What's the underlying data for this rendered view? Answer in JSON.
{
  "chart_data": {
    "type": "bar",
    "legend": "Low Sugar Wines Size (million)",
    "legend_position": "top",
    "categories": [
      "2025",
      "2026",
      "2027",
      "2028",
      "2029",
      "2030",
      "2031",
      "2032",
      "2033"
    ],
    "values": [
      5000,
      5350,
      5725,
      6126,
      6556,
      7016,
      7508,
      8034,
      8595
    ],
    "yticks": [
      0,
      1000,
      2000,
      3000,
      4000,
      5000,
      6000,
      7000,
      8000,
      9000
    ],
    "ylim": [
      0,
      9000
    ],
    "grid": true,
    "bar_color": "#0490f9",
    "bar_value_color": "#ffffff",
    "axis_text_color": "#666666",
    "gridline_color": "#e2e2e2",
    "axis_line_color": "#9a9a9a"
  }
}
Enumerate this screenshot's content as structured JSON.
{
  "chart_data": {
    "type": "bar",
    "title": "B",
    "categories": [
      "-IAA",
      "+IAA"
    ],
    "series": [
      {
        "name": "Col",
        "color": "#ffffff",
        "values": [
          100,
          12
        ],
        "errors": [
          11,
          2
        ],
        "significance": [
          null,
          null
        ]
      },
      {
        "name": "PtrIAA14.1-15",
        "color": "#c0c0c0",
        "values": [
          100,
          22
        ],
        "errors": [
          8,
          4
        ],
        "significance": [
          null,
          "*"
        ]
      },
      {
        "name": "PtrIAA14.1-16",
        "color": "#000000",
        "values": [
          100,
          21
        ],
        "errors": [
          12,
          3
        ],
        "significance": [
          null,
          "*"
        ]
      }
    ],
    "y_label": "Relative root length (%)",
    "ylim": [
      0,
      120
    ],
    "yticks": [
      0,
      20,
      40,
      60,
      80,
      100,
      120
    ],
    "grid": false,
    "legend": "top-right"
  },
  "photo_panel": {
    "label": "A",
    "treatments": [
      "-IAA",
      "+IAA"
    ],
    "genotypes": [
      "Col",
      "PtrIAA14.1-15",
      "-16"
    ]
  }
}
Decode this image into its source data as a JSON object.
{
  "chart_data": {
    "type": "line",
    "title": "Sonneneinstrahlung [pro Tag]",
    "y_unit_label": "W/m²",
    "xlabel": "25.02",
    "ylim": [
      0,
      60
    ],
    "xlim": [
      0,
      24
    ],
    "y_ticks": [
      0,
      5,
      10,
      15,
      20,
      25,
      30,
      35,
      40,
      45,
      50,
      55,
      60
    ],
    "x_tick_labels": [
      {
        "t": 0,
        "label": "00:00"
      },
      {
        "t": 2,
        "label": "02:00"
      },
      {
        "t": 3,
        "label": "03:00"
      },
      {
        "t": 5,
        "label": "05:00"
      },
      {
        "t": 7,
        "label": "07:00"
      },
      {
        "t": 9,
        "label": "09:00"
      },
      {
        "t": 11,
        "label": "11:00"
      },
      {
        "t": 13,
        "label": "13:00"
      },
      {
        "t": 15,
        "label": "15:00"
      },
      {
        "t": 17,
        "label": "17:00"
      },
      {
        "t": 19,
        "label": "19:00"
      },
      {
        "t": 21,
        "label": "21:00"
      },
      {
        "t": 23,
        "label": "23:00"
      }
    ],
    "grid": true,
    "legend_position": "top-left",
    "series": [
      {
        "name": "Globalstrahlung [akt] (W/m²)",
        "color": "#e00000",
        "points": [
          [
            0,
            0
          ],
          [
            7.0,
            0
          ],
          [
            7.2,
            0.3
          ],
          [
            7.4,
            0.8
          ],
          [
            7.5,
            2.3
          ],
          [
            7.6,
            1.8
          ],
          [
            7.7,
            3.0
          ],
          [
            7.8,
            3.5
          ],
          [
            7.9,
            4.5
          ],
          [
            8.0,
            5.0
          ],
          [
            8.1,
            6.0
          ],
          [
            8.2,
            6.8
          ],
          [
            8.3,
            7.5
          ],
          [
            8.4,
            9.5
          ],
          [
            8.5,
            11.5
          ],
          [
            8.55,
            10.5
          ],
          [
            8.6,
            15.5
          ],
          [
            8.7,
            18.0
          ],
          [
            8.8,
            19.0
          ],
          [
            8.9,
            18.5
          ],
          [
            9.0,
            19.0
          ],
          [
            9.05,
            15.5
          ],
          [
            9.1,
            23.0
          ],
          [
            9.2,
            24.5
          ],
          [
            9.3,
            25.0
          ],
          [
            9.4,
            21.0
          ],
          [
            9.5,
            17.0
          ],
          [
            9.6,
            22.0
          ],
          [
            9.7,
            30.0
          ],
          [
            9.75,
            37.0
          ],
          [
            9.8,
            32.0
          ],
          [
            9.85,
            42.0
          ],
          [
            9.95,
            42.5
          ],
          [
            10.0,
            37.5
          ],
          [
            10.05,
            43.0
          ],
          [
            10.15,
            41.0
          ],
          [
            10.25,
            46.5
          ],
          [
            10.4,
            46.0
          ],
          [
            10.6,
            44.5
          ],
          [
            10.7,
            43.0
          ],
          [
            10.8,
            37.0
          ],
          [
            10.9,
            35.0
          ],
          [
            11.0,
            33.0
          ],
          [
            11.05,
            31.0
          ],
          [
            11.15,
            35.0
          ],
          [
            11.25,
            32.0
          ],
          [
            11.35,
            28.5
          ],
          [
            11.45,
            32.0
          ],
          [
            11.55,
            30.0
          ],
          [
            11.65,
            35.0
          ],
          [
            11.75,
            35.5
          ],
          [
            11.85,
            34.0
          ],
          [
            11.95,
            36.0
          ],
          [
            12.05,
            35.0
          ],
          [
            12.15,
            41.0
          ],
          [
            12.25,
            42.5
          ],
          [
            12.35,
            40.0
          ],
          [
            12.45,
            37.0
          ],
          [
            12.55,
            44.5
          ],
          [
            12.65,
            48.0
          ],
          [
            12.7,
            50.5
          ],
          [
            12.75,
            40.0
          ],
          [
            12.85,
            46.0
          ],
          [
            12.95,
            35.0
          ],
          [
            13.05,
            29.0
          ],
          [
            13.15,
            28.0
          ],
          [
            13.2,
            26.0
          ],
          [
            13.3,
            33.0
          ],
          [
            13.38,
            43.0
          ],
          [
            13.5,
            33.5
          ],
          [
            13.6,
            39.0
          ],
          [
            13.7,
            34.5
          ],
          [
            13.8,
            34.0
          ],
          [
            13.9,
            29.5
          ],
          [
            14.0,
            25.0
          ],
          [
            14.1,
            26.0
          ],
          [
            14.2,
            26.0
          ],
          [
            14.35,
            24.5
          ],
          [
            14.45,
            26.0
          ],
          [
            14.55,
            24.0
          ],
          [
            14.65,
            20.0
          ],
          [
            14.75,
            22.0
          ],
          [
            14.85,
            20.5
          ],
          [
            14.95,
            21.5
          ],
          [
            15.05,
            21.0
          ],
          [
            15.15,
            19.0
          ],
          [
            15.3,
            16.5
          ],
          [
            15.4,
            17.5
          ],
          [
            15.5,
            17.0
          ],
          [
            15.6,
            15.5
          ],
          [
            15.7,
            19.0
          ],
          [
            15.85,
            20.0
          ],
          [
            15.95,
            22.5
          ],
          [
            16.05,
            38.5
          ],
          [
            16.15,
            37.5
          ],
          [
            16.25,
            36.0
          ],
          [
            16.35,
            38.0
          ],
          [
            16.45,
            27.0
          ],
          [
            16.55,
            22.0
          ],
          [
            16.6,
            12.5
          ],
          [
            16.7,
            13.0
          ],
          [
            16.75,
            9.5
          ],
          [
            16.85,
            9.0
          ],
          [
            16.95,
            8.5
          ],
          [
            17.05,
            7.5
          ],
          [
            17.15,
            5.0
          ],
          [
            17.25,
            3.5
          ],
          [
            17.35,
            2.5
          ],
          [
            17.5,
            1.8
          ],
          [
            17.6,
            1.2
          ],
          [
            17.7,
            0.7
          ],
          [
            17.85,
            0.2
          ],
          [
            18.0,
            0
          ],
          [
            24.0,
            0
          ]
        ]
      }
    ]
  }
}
#####
▶ What is asked
How many lines of the listing above include the word "JSON"? Reply with the number alone.

▶ Output for this exercise
3